Task statement: Search the material for the word "xlabel" and report each line where it turns up.

Listed entries:
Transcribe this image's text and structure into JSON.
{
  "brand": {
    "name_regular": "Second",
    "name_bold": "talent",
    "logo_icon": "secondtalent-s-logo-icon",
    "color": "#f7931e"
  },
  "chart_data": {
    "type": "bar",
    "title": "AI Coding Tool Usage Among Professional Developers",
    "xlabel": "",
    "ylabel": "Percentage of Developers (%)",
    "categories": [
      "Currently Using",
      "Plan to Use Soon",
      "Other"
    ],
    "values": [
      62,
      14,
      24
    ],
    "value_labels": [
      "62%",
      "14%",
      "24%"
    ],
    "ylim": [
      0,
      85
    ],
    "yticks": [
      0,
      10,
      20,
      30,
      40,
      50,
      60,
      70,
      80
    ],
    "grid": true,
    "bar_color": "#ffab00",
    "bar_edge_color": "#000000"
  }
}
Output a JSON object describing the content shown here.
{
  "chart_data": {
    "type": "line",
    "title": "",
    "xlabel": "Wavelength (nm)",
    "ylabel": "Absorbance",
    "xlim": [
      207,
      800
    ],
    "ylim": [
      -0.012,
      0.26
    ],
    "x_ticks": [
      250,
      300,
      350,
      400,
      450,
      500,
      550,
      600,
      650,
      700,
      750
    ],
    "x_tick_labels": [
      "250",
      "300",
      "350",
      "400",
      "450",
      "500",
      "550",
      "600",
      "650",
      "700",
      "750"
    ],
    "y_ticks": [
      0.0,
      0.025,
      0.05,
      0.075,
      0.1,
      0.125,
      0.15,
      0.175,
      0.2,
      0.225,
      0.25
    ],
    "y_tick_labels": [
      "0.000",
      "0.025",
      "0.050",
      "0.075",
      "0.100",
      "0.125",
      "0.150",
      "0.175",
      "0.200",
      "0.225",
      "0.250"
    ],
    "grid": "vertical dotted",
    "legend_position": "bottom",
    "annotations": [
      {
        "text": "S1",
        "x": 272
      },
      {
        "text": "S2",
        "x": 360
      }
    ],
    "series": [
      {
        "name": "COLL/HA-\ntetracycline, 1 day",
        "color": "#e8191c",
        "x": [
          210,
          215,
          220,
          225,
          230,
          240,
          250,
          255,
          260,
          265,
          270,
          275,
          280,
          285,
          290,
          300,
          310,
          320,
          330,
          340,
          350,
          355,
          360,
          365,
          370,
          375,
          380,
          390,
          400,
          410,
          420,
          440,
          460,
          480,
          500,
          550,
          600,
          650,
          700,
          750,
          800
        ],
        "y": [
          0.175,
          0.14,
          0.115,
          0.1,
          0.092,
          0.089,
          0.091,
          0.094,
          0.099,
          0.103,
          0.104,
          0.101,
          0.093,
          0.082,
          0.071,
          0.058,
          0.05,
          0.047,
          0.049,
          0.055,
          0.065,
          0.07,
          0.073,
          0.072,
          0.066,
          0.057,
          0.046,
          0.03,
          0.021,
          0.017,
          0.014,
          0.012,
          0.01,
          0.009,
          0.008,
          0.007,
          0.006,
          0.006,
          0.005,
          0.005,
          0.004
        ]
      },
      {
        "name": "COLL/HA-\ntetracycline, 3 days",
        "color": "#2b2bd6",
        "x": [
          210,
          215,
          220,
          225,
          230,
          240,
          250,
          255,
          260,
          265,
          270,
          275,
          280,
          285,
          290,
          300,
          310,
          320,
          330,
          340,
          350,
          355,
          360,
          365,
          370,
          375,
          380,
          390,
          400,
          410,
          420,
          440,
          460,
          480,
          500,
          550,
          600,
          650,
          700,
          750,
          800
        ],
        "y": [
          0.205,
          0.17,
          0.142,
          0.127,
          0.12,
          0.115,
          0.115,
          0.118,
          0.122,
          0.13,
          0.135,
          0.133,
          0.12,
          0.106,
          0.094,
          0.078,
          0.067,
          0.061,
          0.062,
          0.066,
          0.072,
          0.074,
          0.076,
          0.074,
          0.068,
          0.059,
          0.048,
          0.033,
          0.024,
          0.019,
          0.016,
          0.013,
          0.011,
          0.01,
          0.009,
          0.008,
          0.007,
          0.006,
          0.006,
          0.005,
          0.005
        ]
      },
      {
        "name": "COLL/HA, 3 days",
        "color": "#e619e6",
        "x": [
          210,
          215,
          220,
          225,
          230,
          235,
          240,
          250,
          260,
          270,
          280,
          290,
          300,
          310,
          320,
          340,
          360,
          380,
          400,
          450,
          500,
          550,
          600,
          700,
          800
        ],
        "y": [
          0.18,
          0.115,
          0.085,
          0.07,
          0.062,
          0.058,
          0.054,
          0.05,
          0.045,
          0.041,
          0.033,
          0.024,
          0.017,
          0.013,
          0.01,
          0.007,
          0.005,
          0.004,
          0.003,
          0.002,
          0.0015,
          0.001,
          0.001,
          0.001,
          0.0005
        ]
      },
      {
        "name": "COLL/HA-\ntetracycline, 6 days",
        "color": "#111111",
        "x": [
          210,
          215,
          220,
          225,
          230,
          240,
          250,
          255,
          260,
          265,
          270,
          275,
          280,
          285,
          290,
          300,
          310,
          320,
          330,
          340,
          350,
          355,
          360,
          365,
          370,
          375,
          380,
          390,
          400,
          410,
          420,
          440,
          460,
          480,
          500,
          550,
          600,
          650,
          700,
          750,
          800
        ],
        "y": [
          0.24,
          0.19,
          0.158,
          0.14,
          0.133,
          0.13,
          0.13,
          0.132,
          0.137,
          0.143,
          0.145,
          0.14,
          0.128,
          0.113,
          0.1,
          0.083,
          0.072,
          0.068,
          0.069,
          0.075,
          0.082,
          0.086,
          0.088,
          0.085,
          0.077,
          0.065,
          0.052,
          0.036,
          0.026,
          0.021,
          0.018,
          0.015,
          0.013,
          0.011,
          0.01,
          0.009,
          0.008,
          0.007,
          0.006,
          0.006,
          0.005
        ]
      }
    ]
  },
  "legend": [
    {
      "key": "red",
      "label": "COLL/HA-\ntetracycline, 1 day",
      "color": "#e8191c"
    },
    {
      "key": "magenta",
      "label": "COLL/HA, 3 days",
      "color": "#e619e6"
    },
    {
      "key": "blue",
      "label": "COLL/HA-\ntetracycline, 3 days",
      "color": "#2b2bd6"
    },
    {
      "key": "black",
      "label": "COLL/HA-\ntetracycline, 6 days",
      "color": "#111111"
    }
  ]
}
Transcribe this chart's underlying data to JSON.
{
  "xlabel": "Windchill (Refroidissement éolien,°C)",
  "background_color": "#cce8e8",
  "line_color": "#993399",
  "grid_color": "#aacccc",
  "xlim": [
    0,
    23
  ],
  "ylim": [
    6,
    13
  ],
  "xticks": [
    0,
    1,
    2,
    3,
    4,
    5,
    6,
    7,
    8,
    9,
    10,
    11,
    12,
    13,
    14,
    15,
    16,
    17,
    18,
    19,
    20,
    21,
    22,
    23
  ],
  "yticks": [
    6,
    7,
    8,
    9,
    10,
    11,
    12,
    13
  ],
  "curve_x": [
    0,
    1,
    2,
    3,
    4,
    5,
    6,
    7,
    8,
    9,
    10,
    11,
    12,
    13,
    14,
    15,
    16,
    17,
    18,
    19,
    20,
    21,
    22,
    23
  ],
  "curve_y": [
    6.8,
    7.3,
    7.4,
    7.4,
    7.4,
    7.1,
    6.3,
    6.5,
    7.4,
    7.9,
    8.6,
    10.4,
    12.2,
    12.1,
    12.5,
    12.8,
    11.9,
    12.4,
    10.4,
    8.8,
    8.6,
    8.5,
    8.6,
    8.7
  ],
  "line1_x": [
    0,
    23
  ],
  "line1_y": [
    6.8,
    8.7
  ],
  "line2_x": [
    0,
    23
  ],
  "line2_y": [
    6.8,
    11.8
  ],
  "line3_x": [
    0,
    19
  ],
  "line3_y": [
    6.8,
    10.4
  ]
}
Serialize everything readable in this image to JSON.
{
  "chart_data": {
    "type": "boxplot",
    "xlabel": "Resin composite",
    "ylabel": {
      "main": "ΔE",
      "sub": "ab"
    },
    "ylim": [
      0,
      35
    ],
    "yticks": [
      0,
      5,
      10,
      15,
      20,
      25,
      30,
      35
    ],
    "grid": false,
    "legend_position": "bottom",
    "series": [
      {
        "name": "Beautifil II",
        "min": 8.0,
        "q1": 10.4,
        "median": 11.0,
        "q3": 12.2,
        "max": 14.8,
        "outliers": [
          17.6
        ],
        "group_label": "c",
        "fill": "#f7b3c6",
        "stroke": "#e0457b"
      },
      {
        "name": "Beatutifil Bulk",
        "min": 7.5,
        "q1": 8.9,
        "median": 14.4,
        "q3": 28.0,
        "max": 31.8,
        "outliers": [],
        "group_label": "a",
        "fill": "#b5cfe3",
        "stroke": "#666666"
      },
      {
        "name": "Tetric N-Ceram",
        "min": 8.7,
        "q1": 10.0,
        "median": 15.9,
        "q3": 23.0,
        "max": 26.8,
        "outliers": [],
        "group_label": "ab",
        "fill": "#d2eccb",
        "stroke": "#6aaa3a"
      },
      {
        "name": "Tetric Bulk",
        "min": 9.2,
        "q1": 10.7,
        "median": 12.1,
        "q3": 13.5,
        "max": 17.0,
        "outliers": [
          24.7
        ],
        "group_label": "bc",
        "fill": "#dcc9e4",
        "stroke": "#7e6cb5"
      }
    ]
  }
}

Written answer:
    "xlabel": "",
    "xlabel": "Wavelength (nm)",
  "xlabel": "Windchill (Refroidissement éolien,°C)",
    "xlabel": "Resin composite",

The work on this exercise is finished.